**GIVEN TASK**
Say how many lines in the data below contain the word "this", and give no other text.
_ _ _ _
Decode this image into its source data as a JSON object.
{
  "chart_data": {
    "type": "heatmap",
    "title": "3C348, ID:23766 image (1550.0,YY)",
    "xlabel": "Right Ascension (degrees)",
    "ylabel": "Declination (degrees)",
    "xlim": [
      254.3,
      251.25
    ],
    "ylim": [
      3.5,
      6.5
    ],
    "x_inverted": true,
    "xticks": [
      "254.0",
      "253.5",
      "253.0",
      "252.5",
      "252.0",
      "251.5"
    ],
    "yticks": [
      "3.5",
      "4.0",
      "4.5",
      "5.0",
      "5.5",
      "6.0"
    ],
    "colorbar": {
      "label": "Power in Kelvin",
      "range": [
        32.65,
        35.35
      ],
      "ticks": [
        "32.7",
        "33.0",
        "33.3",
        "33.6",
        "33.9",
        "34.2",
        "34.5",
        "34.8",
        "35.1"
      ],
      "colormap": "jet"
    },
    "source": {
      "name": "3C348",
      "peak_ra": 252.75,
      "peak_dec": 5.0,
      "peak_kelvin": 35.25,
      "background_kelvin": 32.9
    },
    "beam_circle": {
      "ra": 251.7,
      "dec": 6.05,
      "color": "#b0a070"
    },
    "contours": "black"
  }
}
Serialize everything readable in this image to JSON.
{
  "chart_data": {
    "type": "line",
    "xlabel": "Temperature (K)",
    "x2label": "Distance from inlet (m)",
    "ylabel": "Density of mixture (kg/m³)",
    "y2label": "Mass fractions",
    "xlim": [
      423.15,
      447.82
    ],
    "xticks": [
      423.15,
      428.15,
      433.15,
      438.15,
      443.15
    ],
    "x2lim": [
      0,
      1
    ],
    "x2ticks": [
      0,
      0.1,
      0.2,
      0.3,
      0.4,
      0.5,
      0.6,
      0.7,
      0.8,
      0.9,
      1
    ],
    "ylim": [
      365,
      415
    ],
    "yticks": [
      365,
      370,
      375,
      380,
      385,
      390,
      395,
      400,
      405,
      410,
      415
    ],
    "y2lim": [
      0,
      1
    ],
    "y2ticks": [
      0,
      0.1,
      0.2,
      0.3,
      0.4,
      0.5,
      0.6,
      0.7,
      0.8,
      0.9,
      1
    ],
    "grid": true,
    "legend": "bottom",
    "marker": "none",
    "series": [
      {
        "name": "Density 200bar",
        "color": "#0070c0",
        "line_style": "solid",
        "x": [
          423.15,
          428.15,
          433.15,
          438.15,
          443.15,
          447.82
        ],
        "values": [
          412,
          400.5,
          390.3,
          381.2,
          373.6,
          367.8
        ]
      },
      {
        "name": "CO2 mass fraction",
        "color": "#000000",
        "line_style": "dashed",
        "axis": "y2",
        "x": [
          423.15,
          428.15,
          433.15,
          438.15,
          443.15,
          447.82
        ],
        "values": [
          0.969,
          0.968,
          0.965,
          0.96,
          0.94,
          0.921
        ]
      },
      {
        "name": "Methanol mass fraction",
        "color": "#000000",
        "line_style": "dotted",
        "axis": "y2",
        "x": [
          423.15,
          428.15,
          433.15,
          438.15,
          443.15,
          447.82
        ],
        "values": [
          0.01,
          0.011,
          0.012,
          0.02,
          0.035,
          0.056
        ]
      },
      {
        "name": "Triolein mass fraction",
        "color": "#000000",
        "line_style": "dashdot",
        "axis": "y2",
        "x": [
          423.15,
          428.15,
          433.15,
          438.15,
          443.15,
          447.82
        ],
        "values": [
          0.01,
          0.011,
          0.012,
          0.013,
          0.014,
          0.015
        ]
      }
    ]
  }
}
_ _ _ _
**FINISHED TASK**
2